Given problem
Extract the line that contains "Read this page and output its text content." and every line after it through the end of the records below, exactly as written, leaving out any pictures.
-- START Stored rows --
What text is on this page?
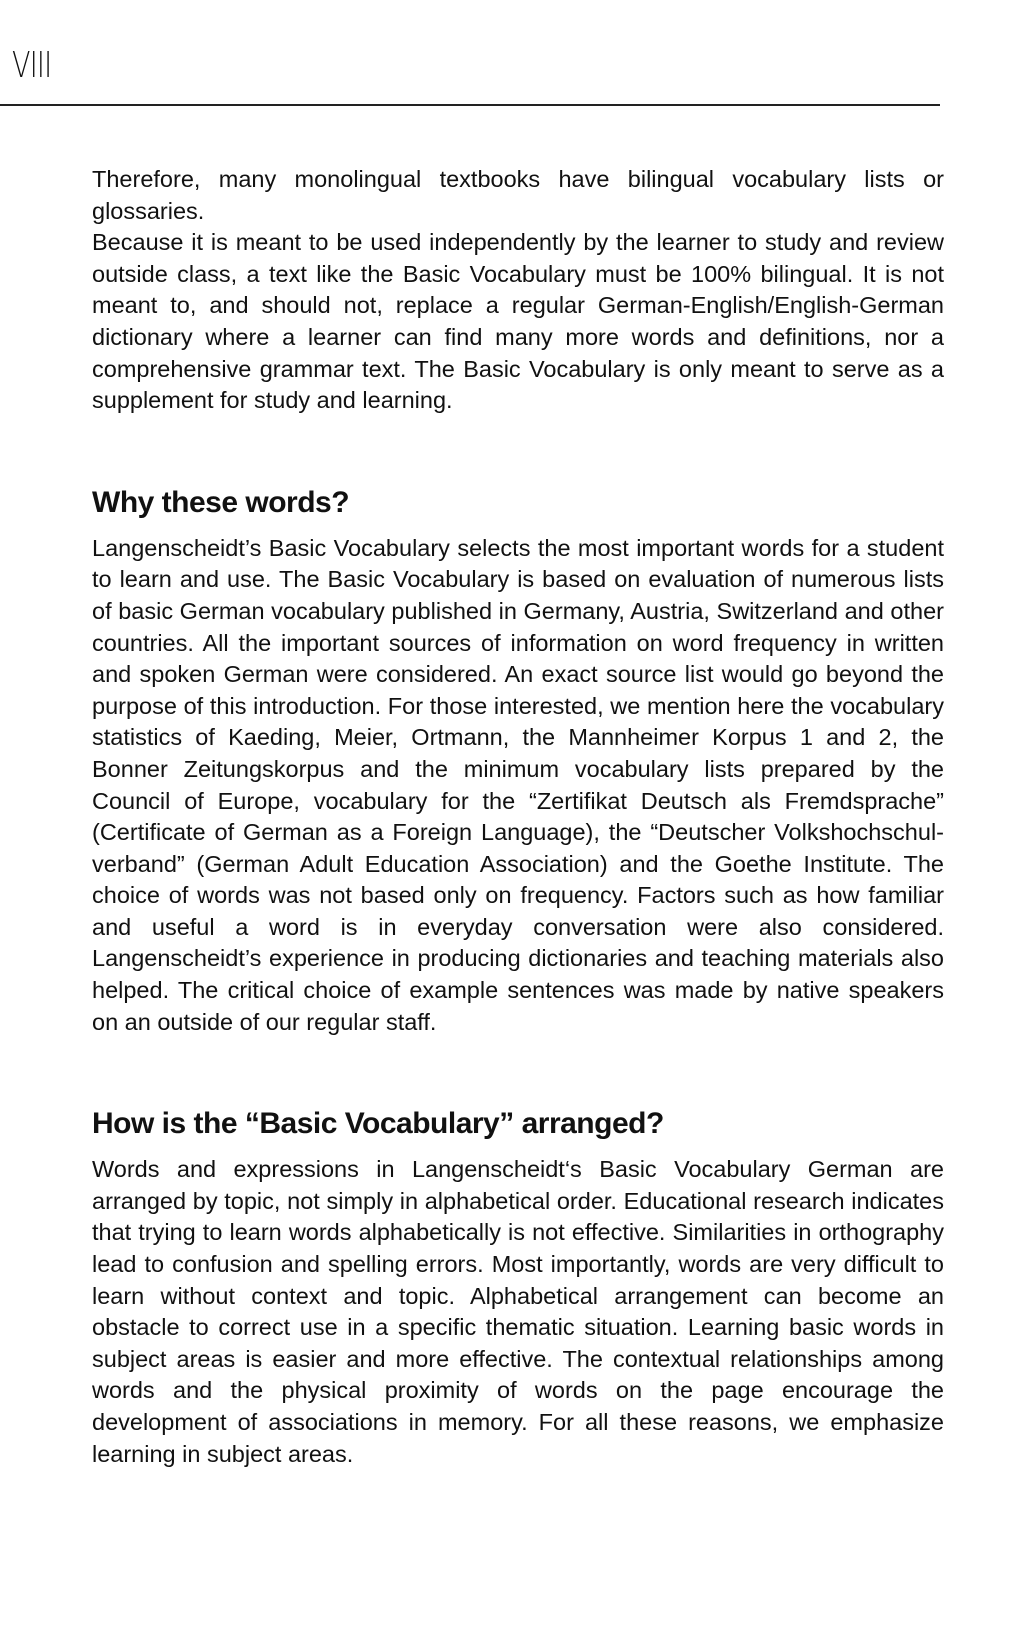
VIII

Therefore, many monolingual textbooks have bilingual vocabulary lists or glossaries.

Because it is meant to be used independently by the learner to study and review outside class, a text like the Basic Vocabulary must be 100% bilingual. It is not meant to, and should not, replace a regular German-English/English-German dictionary where a learner can find many more words and definitions, nor a comprehensive grammar text. The Basic Vocabulary is only meant to serve as a supplement for study and learning.

Why these words?

Langenscheidt’s Basic Vocabulary selects the most important words for a student to learn and use. The Basic Vocabulary is based on evaluation of numerous lists of basic German vocabulary published in Germany, Austria, Switzerland and other countries. All the important sources of information on word frequency in written and spoken German were considered. An exact source list would go beyond the purpose of this introduction. For those interested, we mention here the vocabulary statistics of Kaeding, Meier, Ortmann, the Mannheimer Korpus 1 and 2, the Bonner Zeitungskorpus and the minimum vocabulary lists prepared by the Council of Europe, vocabulary for the “Zertifikat Deutsch als Fremdsprache” (Certificate of German as a Foreign Language), the “Deutscher Volkshochschulverband” (German Adult Education Association) and the Goethe Institute. The choice of words was not based only on frequency. Factors such as how familiar and useful a word is in everyday conversation were also considered. Langenscheidt’s experience in producing dictionaries and teaching materials also helped. The critical choice of example sentences was made by native speakers on an outside of our regular staff.

How is the “Basic Vocabulary” arranged?

Words and expressions in Langenscheidt‘s Basic Vocabulary German are arranged by topic, not simply in alphabetical order. Educational research indicates that trying to learn words alphabetically is not effective. Similarities in orthography lead to confusion and spelling errors. Most importantly, words are very difficult to learn without context and topic. Alphabetical arrangement can become an obstacle to correct use in a specific thematic situation. Learning basic words in subject areas is easier and more effective. The contextual relationships among words and the physical proximity of words on the page encourage the development of associations in memory. For all these reasons, we emphasize learning in subject areas.
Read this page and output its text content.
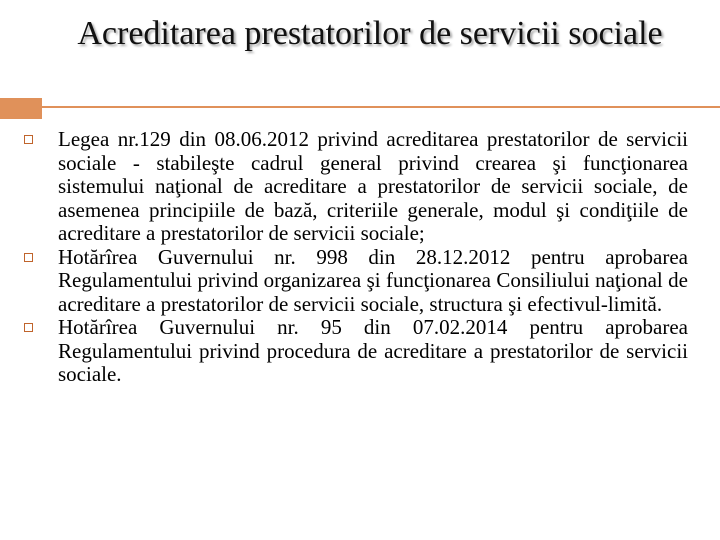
Acreditarea prestatorilor de servicii sociale
Legea nr.129 din 08.06.2012 privind acreditarea prestatorilor de servicii sociale - stabileşte cadrul general privind crearea şi funcţionarea sistemului naţional de acreditare a prestatorilor de servicii sociale, de asemenea principiile de bază, criteriile generale, modul şi condiţiile de acreditare a prestatorilor de servicii sociale;
Hotărîrea Guvernului nr. 998 din 28.12.2012 pentru aprobarea Regulamentului privind organizarea şi funcţionarea Consiliului naţional de acreditare a prestatorilor de servicii sociale, structura şi efectivul-limită.
Hotărîrea Guvernului nr. 95 din 07.02.2014 pentru aprobarea Regulamentului privind procedura de acreditare a prestatorilor de servicii sociale.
-- END Stored rows --
Answer to the exercise
Read this page and output its text content.
Acreditarea prestatorilor de servicii sociale
Legea nr.129 din 08.06.2012 privind acreditarea prestatorilor de servicii sociale - stabileşte cadrul general privind crearea şi funcţionarea sistemului naţional de acreditare a prestatorilor de servicii sociale, de asemenea principiile de bază, criteriile generale, modul şi condiţiile de acreditare a prestatorilor de servicii sociale;
Hotărîrea Guvernului nr. 998 din 28.12.2012 pentru aprobarea Regulamentului privind organizarea şi funcţionarea Consiliului naţional de acreditare a prestatorilor de servicii sociale, structura şi efectivul-limită.
Hotărîrea Guvernului nr. 95 din 07.02.2014 pentru aprobarea Regulamentului privind procedura de acreditare a prestatorilor de servicii sociale.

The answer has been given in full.